▶ _Task details_
Write out the entries below once more, exactly, with the pictures left out.

▶ _Source material_
--- Begin ---
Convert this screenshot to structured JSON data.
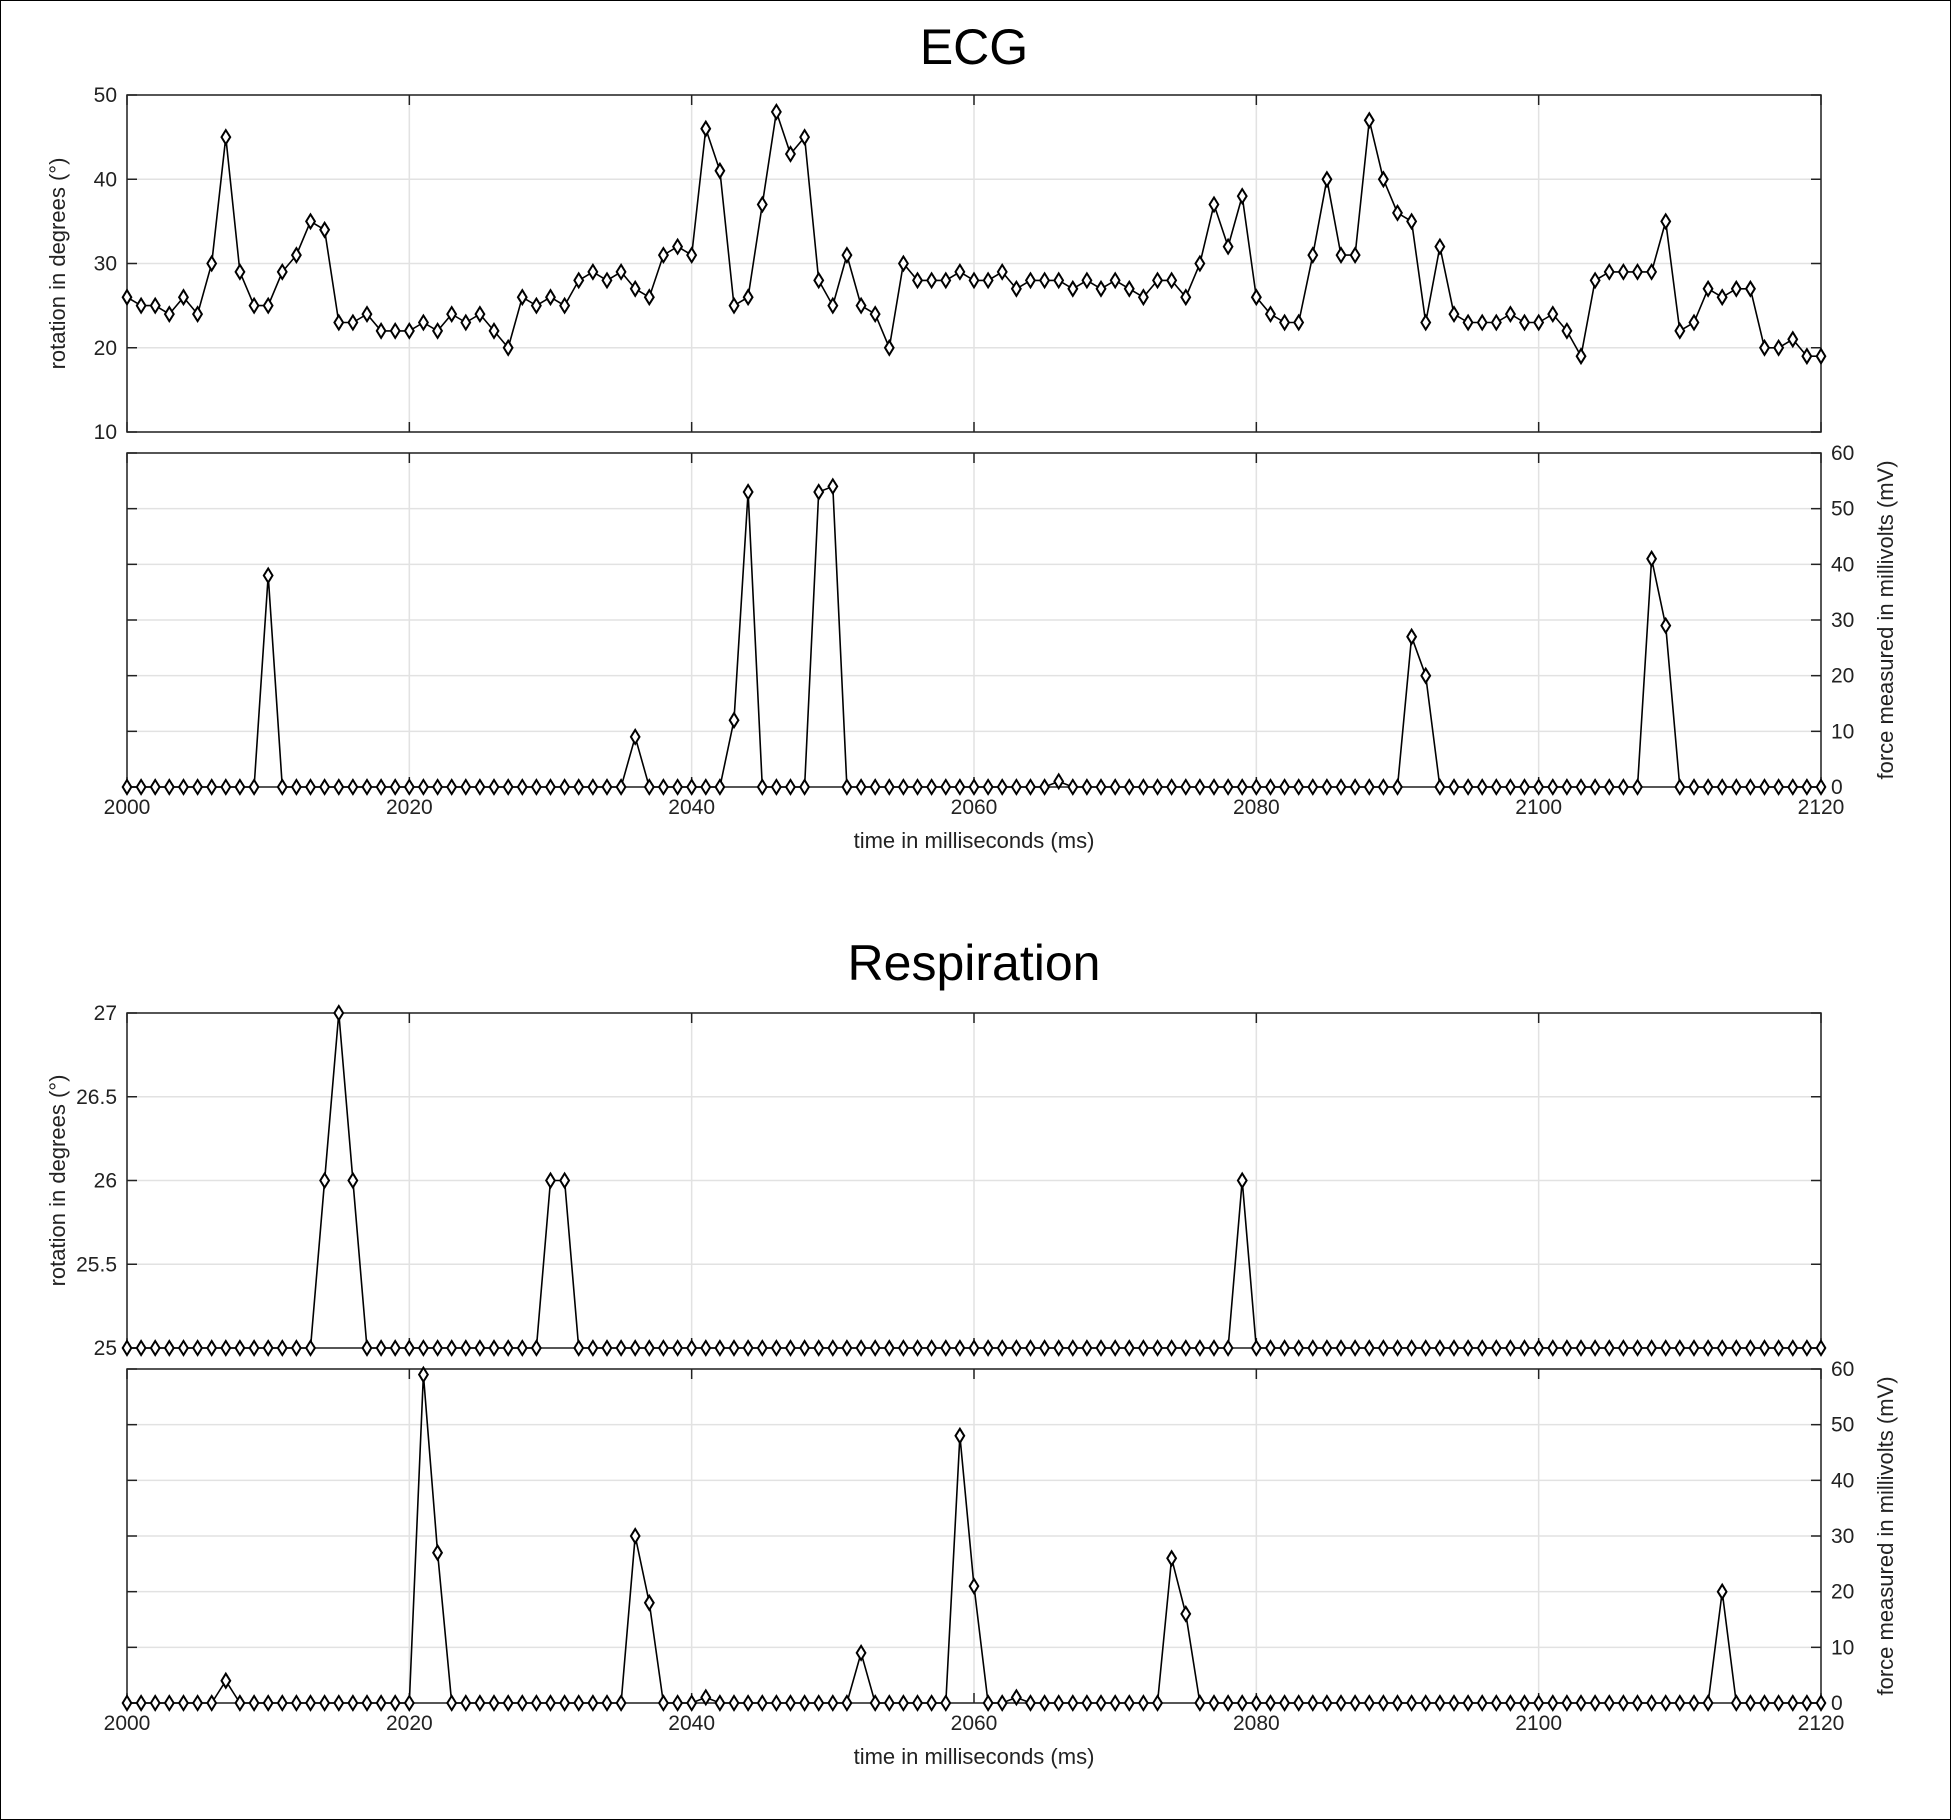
{
  "figure": {
    "background": "#ffffff",
    "titles": [
      "ECG",
      "Respiration"
    ]
  },
  "chart_data": [
    {
      "type": "line",
      "group": "ECG",
      "title": "ECG",
      "xlabel": "",
      "ylabel": "rotation in degrees (°)",
      "y_axis_side": "left",
      "xlim": [
        2000,
        2120
      ],
      "ylim": [
        10,
        50
      ],
      "xticks": [
        2000,
        2020,
        2040,
        2060,
        2080,
        2100,
        2120
      ],
      "xtick_labels_shown": false,
      "yticks": [
        10,
        20,
        30,
        40,
        50
      ],
      "grid": true,
      "marker": "diamond",
      "x_start": 2000,
      "x_step": 1,
      "values": [
        26,
        25,
        25,
        24,
        26,
        24,
        30,
        45,
        29,
        25,
        25,
        29,
        31,
        35,
        34,
        23,
        23,
        24,
        22,
        22,
        22,
        23,
        22,
        24,
        23,
        24,
        22,
        20,
        26,
        25,
        26,
        25,
        28,
        29,
        28,
        29,
        27,
        26,
        31,
        32,
        31,
        46,
        41,
        25,
        26,
        37,
        48,
        43,
        45,
        28,
        25,
        31,
        25,
        24,
        20,
        30,
        28,
        28,
        28,
        29,
        28,
        28,
        29,
        27,
        28,
        28,
        28,
        27,
        28,
        27,
        28,
        27,
        26,
        28,
        28,
        26,
        30,
        37,
        32,
        38,
        26,
        24,
        23,
        23,
        31,
        40,
        31,
        31,
        47,
        40,
        36,
        35,
        23,
        32,
        24,
        23,
        23,
        23,
        24,
        23,
        23,
        24,
        22,
        19,
        28,
        29,
        29,
        29,
        29,
        35,
        22,
        23,
        27,
        26,
        27,
        27,
        20,
        20,
        21,
        19,
        19
      ]
    },
    {
      "type": "line",
      "group": "ECG",
      "title": "",
      "xlabel": "time in milliseconds (ms)",
      "ylabel": "force measured in millivolts (mV)",
      "y_axis_side": "right",
      "xlim": [
        2000,
        2120
      ],
      "ylim": [
        0,
        60
      ],
      "xticks": [
        2000,
        2020,
        2040,
        2060,
        2080,
        2100,
        2120
      ],
      "xtick_labels_shown": true,
      "yticks": [
        0,
        10,
        20,
        30,
        40,
        50,
        60
      ],
      "grid": true,
      "marker": "diamond",
      "x_start": 2000,
      "x_step": 1,
      "values": [
        0,
        0,
        0,
        0,
        0,
        0,
        0,
        0,
        0,
        0,
        38,
        0,
        0,
        0,
        0,
        0,
        0,
        0,
        0,
        0,
        0,
        0,
        0,
        0,
        0,
        0,
        0,
        0,
        0,
        0,
        0,
        0,
        0,
        0,
        0,
        0,
        9,
        0,
        0,
        0,
        0,
        0,
        0,
        12,
        53,
        0,
        0,
        0,
        0,
        53,
        54,
        0,
        0,
        0,
        0,
        0,
        0,
        0,
        0,
        0,
        0,
        0,
        0,
        0,
        0,
        0,
        1,
        0,
        0,
        0,
        0,
        0,
        0,
        0,
        0,
        0,
        0,
        0,
        0,
        0,
        0,
        0,
        0,
        0,
        0,
        0,
        0,
        0,
        0,
        0,
        0,
        27,
        20,
        0,
        0,
        0,
        0,
        0,
        0,
        0,
        0,
        0,
        0,
        0,
        0,
        0,
        0,
        0,
        41,
        29,
        0,
        0,
        0,
        0,
        0,
        0,
        0,
        0,
        0,
        0,
        0
      ]
    },
    {
      "type": "line",
      "group": "Respiration",
      "title": "Respiration",
      "xlabel": "",
      "ylabel": "rotation in degrees (°)",
      "y_axis_side": "left",
      "xlim": [
        2000,
        2120
      ],
      "ylim": [
        25,
        27
      ],
      "xticks": [
        2000,
        2020,
        2040,
        2060,
        2080,
        2100,
        2120
      ],
      "xtick_labels_shown": false,
      "yticks": [
        25,
        25.5,
        26,
        26.5,
        27
      ],
      "grid": true,
      "marker": "diamond",
      "x_start": 2000,
      "x_step": 1,
      "values": [
        25,
        25,
        25,
        25,
        25,
        25,
        25,
        25,
        25,
        25,
        25,
        25,
        25,
        25,
        26,
        27,
        26,
        25,
        25,
        25,
        25,
        25,
        25,
        25,
        25,
        25,
        25,
        25,
        25,
        25,
        26,
        26,
        25,
        25,
        25,
        25,
        25,
        25,
        25,
        25,
        25,
        25,
        25,
        25,
        25,
        25,
        25,
        25,
        25,
        25,
        25,
        25,
        25,
        25,
        25,
        25,
        25,
        25,
        25,
        25,
        25,
        25,
        25,
        25,
        25,
        25,
        25,
        25,
        25,
        25,
        25,
        25,
        25,
        25,
        25,
        25,
        25,
        25,
        25,
        26,
        25,
        25,
        25,
        25,
        25,
        25,
        25,
        25,
        25,
        25,
        25,
        25,
        25,
        25,
        25,
        25,
        25,
        25,
        25,
        25,
        25,
        25,
        25,
        25,
        25,
        25,
        25,
        25,
        25,
        25,
        25,
        25,
        25,
        25,
        25,
        25,
        25,
        25,
        25,
        25,
        25
      ]
    },
    {
      "type": "line",
      "group": "Respiration",
      "title": "",
      "xlabel": "time in milliseconds (ms)",
      "ylabel": "force measured in millivolts (mV)",
      "y_axis_side": "right",
      "xlim": [
        2000,
        2120
      ],
      "ylim": [
        0,
        60
      ],
      "xticks": [
        2000,
        2020,
        2040,
        2060,
        2080,
        2100,
        2120
      ],
      "xtick_labels_shown": true,
      "yticks": [
        0,
        10,
        20,
        30,
        40,
        50,
        60
      ],
      "grid": true,
      "marker": "diamond",
      "x_start": 2000,
      "x_step": 1,
      "values": [
        0,
        0,
        0,
        0,
        0,
        0,
        0,
        4,
        0,
        0,
        0,
        0,
        0,
        0,
        0,
        0,
        0,
        0,
        0,
        0,
        0,
        59,
        27,
        0,
        0,
        0,
        0,
        0,
        0,
        0,
        0,
        0,
        0,
        0,
        0,
        0,
        30,
        18,
        0,
        0,
        0,
        1,
        0,
        0,
        0,
        0,
        0,
        0,
        0,
        0,
        0,
        0,
        9,
        0,
        0,
        0,
        0,
        0,
        0,
        48,
        21,
        0,
        0,
        1,
        0,
        0,
        0,
        0,
        0,
        0,
        0,
        0,
        0,
        0,
        26,
        16,
        0,
        0,
        0,
        0,
        0,
        0,
        0,
        0,
        0,
        0,
        0,
        0,
        0,
        0,
        0,
        0,
        0,
        0,
        0,
        0,
        0,
        0,
        0,
        0,
        0,
        0,
        0,
        0,
        0,
        0,
        0,
        0,
        0,
        0,
        0,
        0,
        0,
        20,
        0,
        0,
        0,
        0,
        0,
        0,
        0
      ]
    }
  ]
}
--- End ---
▶ _Result_
Convert this screenshot to structured JSON data.
{
  "figure": {
    "background": "#ffffff",
    "titles": [
      "ECG",
      "Respiration"
    ]
  },
  "chart_data": [
    {
      "type": "line",
      "group": "ECG",
      "title": "ECG",
      "xlabel": "",
      "ylabel": "rotation in degrees (°)",
      "y_axis_side": "left",
      "xlim": [
        2000,
        2120
      ],
      "ylim": [
        10,
        50
      ],
      "xticks": [
        2000,
        2020,
        2040,
        2060,
        2080,
        2100,
        2120
      ],
      "xtick_labels_shown": false,
      "yticks": [
        10,
        20,
        30,
        40,
        50
      ],
      "grid": true,
      "marker": "diamond",
      "x_start": 2000,
      "x_step": 1,
      "values": [
        26,
        25,
        25,
        24,
        26,
        24,
        30,
        45,
        29,
        25,
        25,
        29,
        31,
        35,
        34,
        23,
        23,
        24,
        22,
        22,
        22,
        23,
        22,
        24,
        23,
        24,
        22,
        20,
        26,
        25,
        26,
        25,
        28,
        29,
        28,
        29,
        27,
        26,
        31,
        32,
        31,
        46,
        41,
        25,
        26,
        37,
        48,
        43,
        45,
        28,
        25,
        31,
        25,
        24,
        20,
        30,
        28,
        28,
        28,
        29,
        28,
        28,
        29,
        27,
        28,
        28,
        28,
        27,
        28,
        27,
        28,
        27,
        26,
        28,
        28,
        26,
        30,
        37,
        32,
        38,
        26,
        24,
        23,
        23,
        31,
        40,
        31,
        31,
        47,
        40,
        36,
        35,
        23,
        32,
        24,
        23,
        23,
        23,
        24,
        23,
        23,
        24,
        22,
        19,
        28,
        29,
        29,
        29,
        29,
        35,
        22,
        23,
        27,
        26,
        27,
        27,
        20,
        20,
        21,
        19,
        19
      ]
    },
    {
      "type": "line",
      "group": "ECG",
      "title": "",
      "xlabel": "time in milliseconds (ms)",
      "ylabel": "force measured in millivolts (mV)",
      "y_axis_side": "right",
      "xlim": [
        2000,
        2120
      ],
      "ylim": [
        0,
        60
      ],
      "xticks": [
        2000,
        2020,
        2040,
        2060,
        2080,
        2100,
        2120
      ],
      "xtick_labels_shown": true,
      "yticks": [
        0,
        10,
        20,
        30,
        40,
        50,
        60
      ],
      "grid": true,
      "marker": "diamond",
      "x_start": 2000,
      "x_step": 1,
      "values": [
        0,
        0,
        0,
        0,
        0,
        0,
        0,
        0,
        0,
        0,
        38,
        0,
        0,
        0,
        0,
        0,
        0,
        0,
        0,
        0,
        0,
        0,
        0,
        0,
        0,
        0,
        0,
        0,
        0,
        0,
        0,
        0,
        0,
        0,
        0,
        0,
        9,
        0,
        0,
        0,
        0,
        0,
        0,
        12,
        53,
        0,
        0,
        0,
        0,
        53,
        54,
        0,
        0,
        0,
        0,
        0,
        0,
        0,
        0,
        0,
        0,
        0,
        0,
        0,
        0,
        0,
        1,
        0,
        0,
        0,
        0,
        0,
        0,
        0,
        0,
        0,
        0,
        0,
        0,
        0,
        0,
        0,
        0,
        0,
        0,
        0,
        0,
        0,
        0,
        0,
        0,
        27,
        20,
        0,
        0,
        0,
        0,
        0,
        0,
        0,
        0,
        0,
        0,
        0,
        0,
        0,
        0,
        0,
        41,
        29,
        0,
        0,
        0,
        0,
        0,
        0,
        0,
        0,
        0,
        0,
        0
      ]
    },
    {
      "type": "line",
      "group": "Respiration",
      "title": "Respiration",
      "xlabel": "",
      "ylabel": "rotation in degrees (°)",
      "y_axis_side": "left",
      "xlim": [
        2000,
        2120
      ],
      "ylim": [
        25,
        27
      ],
      "xticks": [
        2000,
        2020,
        2040,
        2060,
        2080,
        2100,
        2120
      ],
      "xtick_labels_shown": false,
      "yticks": [
        25,
        25.5,
        26,
        26.5,
        27
      ],
      "grid": true,
      "marker": "diamond",
      "x_start": 2000,
      "x_step": 1,
      "values": [
        25,
        25,
        25,
        25,
        25,
        25,
        25,
        25,
        25,
        25,
        25,
        25,
        25,
        25,
        26,
        27,
        26,
        25,
        25,
        25,
        25,
        25,
        25,
        25,
        25,
        25,
        25,
        25,
        25,
        25,
        26,
        26,
        25,
        25,
        25,
        25,
        25,
        25,
        25,
        25,
        25,
        25,
        25,
        25,
        25,
        25,
        25,
        25,
        25,
        25,
        25,
        25,
        25,
        25,
        25,
        25,
        25,
        25,
        25,
        25,
        25,
        25,
        25,
        25,
        25,
        25,
        25,
        25,
        25,
        25,
        25,
        25,
        25,
        25,
        25,
        25,
        25,
        25,
        25,
        26,
        25,
        25,
        25,
        25,
        25,
        25,
        25,
        25,
        25,
        25,
        25,
        25,
        25,
        25,
        25,
        25,
        25,
        25,
        25,
        25,
        25,
        25,
        25,
        25,
        25,
        25,
        25,
        25,
        25,
        25,
        25,
        25,
        25,
        25,
        25,
        25,
        25,
        25,
        25,
        25,
        25
      ]
    },
    {
      "type": "line",
      "group": "Respiration",
      "title": "",
      "xlabel": "time in milliseconds (ms)",
      "ylabel": "force measured in millivolts (mV)",
      "y_axis_side": "right",
      "xlim": [
        2000,
        2120
      ],
      "ylim": [
        0,
        60
      ],
      "xticks": [
        2000,
        2020,
        2040,
        2060,
        2080,
        2100,
        2120
      ],
      "xtick_labels_shown": true,
      "yticks": [
        0,
        10,
        20,
        30,
        40,
        50,
        60
      ],
      "grid": true,
      "marker": "diamond",
      "x_start": 2000,
      "x_step": 1,
      "values": [
        0,
        0,
        0,
        0,
        0,
        0,
        0,
        4,
        0,
        0,
        0,
        0,
        0,
        0,
        0,
        0,
        0,
        0,
        0,
        0,
        0,
        59,
        27,
        0,
        0,
        0,
        0,
        0,
        0,
        0,
        0,
        0,
        0,
        0,
        0,
        0,
        30,
        18,
        0,
        0,
        0,
        1,
        0,
        0,
        0,
        0,
        0,
        0,
        0,
        0,
        0,
        0,
        9,
        0,
        0,
        0,
        0,
        0,
        0,
        48,
        21,
        0,
        0,
        1,
        0,
        0,
        0,
        0,
        0,
        0,
        0,
        0,
        0,
        0,
        26,
        16,
        0,
        0,
        0,
        0,
        0,
        0,
        0,
        0,
        0,
        0,
        0,
        0,
        0,
        0,
        0,
        0,
        0,
        0,
        0,
        0,
        0,
        0,
        0,
        0,
        0,
        0,
        0,
        0,
        0,
        0,
        0,
        0,
        0,
        0,
        0,
        0,
        0,
        20,
        0,
        0,
        0,
        0,
        0,
        0,
        0
      ]
    }
  ]
}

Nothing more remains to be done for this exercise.